▸ **YOUR GOAL**: Your task is to reproduce the entries below word for word.

------------------------------------

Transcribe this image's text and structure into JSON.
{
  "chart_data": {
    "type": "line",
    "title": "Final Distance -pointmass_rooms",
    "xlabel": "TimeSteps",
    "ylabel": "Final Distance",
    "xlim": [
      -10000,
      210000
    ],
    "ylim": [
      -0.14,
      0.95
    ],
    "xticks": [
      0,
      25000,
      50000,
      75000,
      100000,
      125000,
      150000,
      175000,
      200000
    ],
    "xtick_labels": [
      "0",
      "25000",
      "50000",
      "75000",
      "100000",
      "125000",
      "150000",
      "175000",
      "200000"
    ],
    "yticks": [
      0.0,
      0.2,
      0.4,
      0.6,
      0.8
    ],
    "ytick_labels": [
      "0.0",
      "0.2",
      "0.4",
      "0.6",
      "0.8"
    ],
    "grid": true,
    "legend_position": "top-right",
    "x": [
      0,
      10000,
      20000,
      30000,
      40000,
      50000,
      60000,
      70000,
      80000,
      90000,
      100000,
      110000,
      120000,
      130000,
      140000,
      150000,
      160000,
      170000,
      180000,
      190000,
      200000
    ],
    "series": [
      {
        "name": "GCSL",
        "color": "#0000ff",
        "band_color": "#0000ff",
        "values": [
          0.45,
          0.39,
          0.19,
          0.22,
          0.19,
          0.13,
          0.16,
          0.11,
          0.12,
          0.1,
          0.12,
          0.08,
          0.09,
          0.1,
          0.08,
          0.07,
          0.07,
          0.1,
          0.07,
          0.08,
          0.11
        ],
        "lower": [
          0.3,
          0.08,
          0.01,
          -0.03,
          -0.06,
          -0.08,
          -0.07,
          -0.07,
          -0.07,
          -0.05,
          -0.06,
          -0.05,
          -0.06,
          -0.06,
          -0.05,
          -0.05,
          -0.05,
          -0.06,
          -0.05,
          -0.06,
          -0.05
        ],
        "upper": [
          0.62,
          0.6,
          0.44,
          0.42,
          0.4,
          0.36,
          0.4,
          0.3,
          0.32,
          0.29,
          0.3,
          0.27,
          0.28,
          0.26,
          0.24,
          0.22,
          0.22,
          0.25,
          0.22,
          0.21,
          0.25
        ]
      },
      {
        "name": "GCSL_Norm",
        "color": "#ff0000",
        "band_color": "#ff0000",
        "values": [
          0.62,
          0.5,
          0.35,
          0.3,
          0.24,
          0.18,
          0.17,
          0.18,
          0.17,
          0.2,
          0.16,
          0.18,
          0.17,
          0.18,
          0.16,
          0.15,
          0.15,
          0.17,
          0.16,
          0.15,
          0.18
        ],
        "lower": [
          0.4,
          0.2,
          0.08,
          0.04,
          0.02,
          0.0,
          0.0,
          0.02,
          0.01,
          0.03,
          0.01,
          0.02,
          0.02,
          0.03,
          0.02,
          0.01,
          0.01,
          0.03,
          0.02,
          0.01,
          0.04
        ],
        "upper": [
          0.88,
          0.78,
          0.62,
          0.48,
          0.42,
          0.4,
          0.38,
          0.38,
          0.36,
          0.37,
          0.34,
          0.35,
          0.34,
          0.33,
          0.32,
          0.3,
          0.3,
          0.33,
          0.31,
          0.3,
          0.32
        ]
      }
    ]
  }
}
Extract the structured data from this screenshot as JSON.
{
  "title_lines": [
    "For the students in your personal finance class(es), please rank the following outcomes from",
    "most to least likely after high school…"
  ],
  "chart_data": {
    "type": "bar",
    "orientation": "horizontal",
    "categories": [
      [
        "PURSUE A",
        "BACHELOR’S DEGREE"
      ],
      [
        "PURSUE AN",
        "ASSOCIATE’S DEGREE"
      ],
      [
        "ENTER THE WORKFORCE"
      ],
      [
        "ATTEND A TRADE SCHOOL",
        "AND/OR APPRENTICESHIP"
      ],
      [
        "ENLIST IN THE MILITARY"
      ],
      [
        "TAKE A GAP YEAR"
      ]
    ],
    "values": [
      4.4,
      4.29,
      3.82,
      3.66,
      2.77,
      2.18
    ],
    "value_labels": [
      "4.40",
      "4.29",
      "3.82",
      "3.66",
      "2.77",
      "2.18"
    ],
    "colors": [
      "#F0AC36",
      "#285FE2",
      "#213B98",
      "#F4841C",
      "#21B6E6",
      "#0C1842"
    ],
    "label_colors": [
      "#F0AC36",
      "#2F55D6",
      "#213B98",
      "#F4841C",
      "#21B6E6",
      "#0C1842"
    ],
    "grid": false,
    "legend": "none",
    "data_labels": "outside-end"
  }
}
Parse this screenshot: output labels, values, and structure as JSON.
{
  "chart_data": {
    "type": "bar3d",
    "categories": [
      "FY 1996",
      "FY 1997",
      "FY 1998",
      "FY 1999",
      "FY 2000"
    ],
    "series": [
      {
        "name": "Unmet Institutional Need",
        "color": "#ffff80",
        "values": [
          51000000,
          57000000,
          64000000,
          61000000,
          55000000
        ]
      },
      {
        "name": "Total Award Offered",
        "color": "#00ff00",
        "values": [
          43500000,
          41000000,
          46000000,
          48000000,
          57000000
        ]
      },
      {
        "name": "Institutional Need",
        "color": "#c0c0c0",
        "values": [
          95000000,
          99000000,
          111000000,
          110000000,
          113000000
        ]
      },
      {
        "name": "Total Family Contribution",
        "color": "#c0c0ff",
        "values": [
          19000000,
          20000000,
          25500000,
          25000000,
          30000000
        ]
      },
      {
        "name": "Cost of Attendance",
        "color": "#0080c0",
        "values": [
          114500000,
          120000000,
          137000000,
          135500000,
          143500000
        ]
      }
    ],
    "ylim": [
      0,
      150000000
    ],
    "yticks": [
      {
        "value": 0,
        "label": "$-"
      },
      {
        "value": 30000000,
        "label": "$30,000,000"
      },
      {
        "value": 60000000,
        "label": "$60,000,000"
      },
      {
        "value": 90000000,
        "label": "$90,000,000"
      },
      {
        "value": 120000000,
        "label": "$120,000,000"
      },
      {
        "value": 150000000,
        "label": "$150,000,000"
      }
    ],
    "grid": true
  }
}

------------------------------------

▸ **WORKED ANSWER**:
Transcribe this image's text and structure into JSON.
{
  "chart_data": {
    "type": "line",
    "title": "Final Distance -pointmass_rooms",
    "xlabel": "TimeSteps",
    "ylabel": "Final Distance",
    "xlim": [
      -10000,
      210000
    ],
    "ylim": [
      -0.14,
      0.95
    ],
    "xticks": [
      0,
      25000,
      50000,
      75000,
      100000,
      125000,
      150000,
      175000,
      200000
    ],
    "xtick_labels": [
      "0",
      "25000",
      "50000",
      "75000",
      "100000",
      "125000",
      "150000",
      "175000",
      "200000"
    ],
    "yticks": [
      0.0,
      0.2,
      0.4,
      0.6,
      0.8
    ],
    "ytick_labels": [
      "0.0",
      "0.2",
      "0.4",
      "0.6",
      "0.8"
    ],
    "grid": true,
    "legend_position": "top-right",
    "x": [
      0,
      10000,
      20000,
      30000,
      40000,
      50000,
      60000,
      70000,
      80000,
      90000,
      100000,
      110000,
      120000,
      130000,
      140000,
      150000,
      160000,
      170000,
      180000,
      190000,
      200000
    ],
    "series": [
      {
        "name": "GCSL",
        "color": "#0000ff",
        "band_color": "#0000ff",
        "values": [
          0.45,
          0.39,
          0.19,
          0.22,
          0.19,
          0.13,
          0.16,
          0.11,
          0.12,
          0.1,
          0.12,
          0.08,
          0.09,
          0.1,
          0.08,
          0.07,
          0.07,
          0.1,
          0.07,
          0.08,
          0.11
        ],
        "lower": [
          0.3,
          0.08,
          0.01,
          -0.03,
          -0.06,
          -0.08,
          -0.07,
          -0.07,
          -0.07,
          -0.05,
          -0.06,
          -0.05,
          -0.06,
          -0.06,
          -0.05,
          -0.05,
          -0.05,
          -0.06,
          -0.05,
          -0.06,
          -0.05
        ],
        "upper": [
          0.62,
          0.6,
          0.44,
          0.42,
          0.4,
          0.36,
          0.4,
          0.3,
          0.32,
          0.29,
          0.3,
          0.27,
          0.28,
          0.26,
          0.24,
          0.22,
          0.22,
          0.25,
          0.22,
          0.21,
          0.25
        ]
      },
      {
        "name": "GCSL_Norm",
        "color": "#ff0000",
        "band_color": "#ff0000",
        "values": [
          0.62,
          0.5,
          0.35,
          0.3,
          0.24,
          0.18,
          0.17,
          0.18,
          0.17,
          0.2,
          0.16,
          0.18,
          0.17,
          0.18,
          0.16,
          0.15,
          0.15,
          0.17,
          0.16,
          0.15,
          0.18
        ],
        "lower": [
          0.4,
          0.2,
          0.08,
          0.04,
          0.02,
          0.0,
          0.0,
          0.02,
          0.01,
          0.03,
          0.01,
          0.02,
          0.02,
          0.03,
          0.02,
          0.01,
          0.01,
          0.03,
          0.02,
          0.01,
          0.04
        ],
        "upper": [
          0.88,
          0.78,
          0.62,
          0.48,
          0.42,
          0.4,
          0.38,
          0.38,
          0.36,
          0.37,
          0.34,
          0.35,
          0.34,
          0.33,
          0.32,
          0.3,
          0.3,
          0.33,
          0.31,
          0.3,
          0.32
        ]
      }
    ]
  }
}
Extract the structured data from this screenshot as JSON.
{
  "title_lines": [
    "For the students in your personal finance class(es), please rank the following outcomes from",
    "most to least likely after high school…"
  ],
  "chart_data": {
    "type": "bar",
    "orientation": "horizontal",
    "categories": [
      [
        "PURSUE A",
        "BACHELOR’S DEGREE"
      ],
      [
        "PURSUE AN",
        "ASSOCIATE’S DEGREE"
      ],
      [
        "ENTER THE WORKFORCE"
      ],
      [
        "ATTEND A TRADE SCHOOL",
        "AND/OR APPRENTICESHIP"
      ],
      [
        "ENLIST IN THE MILITARY"
      ],
      [
        "TAKE A GAP YEAR"
      ]
    ],
    "values": [
      4.4,
      4.29,
      3.82,
      3.66,
      2.77,
      2.18
    ],
    "value_labels": [
      "4.40",
      "4.29",
      "3.82",
      "3.66",
      "2.77",
      "2.18"
    ],
    "colors": [
      "#F0AC36",
      "#285FE2",
      "#213B98",
      "#F4841C",
      "#21B6E6",
      "#0C1842"
    ],
    "label_colors": [
      "#F0AC36",
      "#2F55D6",
      "#213B98",
      "#F4841C",
      "#21B6E6",
      "#0C1842"
    ],
    "grid": false,
    "legend": "none",
    "data_labels": "outside-end"
  }
}
Parse this screenshot: output labels, values, and structure as JSON.
{
  "chart_data": {
    "type": "bar3d",
    "categories": [
      "FY 1996",
      "FY 1997",
      "FY 1998",
      "FY 1999",
      "FY 2000"
    ],
    "series": [
      {
        "name": "Unmet Institutional Need",
        "color": "#ffff80",
        "values": [
          51000000,
          57000000,
          64000000,
          61000000,
          55000000
        ]
      },
      {
        "name": "Total Award Offered",
        "color": "#00ff00",
        "values": [
          43500000,
          41000000,
          46000000,
          48000000,
          57000000
        ]
      },
      {
        "name": "Institutional Need",
        "color": "#c0c0c0",
        "values": [
          95000000,
          99000000,
          111000000,
          110000000,
          113000000
        ]
      },
      {
        "name": "Total Family Contribution",
        "color": "#c0c0ff",
        "values": [
          19000000,
          20000000,
          25500000,
          25000000,
          30000000
        ]
      },
      {
        "name": "Cost of Attendance",
        "color": "#0080c0",
        "values": [
          114500000,
          120000000,
          137000000,
          135500000,
          143500000
        ]
      }
    ],
    "ylim": [
      0,
      150000000
    ],
    "yticks": [
      {
        "value": 0,
        "label": "$-"
      },
      {
        "value": 30000000,
        "label": "$30,000,000"
      },
      {
        "value": 60000000,
        "label": "$60,000,000"
      },
      {
        "value": 90000000,
        "label": "$90,000,000"
      },
      {
        "value": 120000000,
        "label": "$120,000,000"
      },
      {
        "value": 150000000,
        "label": "$150,000,000"
      }
    ],
    "grid": true
  }
}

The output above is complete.